- [Short task]:
State the number of lines that contain the word "vboxclient", and add nothing else.
--------
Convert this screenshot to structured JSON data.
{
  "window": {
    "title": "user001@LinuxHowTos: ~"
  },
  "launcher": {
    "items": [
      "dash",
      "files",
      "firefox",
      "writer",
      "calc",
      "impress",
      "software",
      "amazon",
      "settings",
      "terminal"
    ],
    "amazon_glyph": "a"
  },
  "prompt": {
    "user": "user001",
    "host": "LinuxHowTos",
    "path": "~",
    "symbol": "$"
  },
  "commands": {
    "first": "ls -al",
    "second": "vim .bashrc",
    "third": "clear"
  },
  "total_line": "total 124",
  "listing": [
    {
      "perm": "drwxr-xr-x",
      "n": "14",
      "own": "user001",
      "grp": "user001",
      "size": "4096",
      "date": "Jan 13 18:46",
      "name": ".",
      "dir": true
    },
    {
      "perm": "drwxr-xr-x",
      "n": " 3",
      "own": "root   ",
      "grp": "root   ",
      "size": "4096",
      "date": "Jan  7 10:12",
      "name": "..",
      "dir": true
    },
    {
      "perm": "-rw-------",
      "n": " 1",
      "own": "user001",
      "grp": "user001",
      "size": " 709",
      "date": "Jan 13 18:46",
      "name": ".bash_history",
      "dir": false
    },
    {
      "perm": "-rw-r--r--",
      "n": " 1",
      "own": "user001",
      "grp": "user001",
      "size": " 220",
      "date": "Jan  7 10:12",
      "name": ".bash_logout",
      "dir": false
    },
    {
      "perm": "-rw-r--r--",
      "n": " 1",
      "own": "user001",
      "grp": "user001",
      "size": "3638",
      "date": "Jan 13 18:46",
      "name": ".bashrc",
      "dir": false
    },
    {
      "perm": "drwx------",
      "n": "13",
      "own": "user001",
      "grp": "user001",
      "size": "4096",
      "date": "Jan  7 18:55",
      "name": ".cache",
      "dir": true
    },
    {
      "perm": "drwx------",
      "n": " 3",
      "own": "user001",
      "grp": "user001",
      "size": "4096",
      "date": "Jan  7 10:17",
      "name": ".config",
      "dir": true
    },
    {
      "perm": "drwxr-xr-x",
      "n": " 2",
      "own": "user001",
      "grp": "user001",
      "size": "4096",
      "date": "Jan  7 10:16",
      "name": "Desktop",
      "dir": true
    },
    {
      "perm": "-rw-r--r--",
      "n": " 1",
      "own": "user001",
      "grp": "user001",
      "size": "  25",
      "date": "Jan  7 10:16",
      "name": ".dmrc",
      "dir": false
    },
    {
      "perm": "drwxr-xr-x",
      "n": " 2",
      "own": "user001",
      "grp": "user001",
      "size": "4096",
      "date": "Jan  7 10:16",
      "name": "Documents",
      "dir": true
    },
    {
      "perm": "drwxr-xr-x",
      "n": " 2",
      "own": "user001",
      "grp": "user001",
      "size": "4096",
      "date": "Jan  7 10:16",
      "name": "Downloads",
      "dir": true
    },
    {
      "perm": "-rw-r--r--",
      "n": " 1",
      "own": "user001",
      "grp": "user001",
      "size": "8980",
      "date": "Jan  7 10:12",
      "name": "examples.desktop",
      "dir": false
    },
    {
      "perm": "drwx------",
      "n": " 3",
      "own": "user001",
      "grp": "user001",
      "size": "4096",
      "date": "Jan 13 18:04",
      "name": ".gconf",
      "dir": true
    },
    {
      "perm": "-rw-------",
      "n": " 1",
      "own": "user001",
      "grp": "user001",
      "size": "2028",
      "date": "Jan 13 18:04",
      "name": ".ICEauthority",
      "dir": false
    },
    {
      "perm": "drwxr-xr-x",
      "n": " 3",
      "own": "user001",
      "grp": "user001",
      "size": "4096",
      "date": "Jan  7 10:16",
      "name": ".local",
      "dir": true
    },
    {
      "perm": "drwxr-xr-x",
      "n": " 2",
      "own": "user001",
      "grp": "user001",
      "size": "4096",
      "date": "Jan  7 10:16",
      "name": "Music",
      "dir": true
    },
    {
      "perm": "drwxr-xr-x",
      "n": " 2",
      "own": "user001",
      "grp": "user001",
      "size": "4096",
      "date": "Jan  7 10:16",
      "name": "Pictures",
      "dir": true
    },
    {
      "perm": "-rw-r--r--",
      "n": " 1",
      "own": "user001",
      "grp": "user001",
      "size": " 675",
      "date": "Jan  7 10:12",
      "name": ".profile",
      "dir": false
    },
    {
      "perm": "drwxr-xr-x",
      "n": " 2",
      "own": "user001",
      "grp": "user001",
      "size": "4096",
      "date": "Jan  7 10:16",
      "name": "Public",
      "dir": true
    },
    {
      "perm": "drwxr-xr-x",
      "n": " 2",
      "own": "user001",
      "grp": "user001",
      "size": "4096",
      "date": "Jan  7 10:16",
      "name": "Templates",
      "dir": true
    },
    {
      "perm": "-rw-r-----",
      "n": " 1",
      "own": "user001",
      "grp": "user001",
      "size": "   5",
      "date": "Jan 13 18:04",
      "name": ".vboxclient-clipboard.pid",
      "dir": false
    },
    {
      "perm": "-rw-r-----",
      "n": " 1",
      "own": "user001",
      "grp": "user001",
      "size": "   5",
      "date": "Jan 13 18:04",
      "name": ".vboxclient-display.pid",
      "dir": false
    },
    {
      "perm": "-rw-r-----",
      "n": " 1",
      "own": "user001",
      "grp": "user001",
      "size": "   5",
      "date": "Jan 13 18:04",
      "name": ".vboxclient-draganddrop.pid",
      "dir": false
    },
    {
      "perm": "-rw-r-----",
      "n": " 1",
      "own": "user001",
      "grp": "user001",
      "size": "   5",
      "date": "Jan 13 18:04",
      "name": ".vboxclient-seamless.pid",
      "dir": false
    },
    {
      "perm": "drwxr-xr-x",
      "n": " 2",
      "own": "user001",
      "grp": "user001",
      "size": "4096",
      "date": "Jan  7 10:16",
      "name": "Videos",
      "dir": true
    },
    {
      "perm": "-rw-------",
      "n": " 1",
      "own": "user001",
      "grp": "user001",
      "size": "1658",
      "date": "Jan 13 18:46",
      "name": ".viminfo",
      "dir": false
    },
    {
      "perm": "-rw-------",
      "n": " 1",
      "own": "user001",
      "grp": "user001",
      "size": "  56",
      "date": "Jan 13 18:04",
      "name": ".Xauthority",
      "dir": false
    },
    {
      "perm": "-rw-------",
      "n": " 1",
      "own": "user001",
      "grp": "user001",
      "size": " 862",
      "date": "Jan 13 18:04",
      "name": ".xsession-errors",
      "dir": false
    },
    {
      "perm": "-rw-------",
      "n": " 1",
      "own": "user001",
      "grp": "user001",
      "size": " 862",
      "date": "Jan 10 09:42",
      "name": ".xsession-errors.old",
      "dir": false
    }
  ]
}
--------
- [Solved exercise]:
4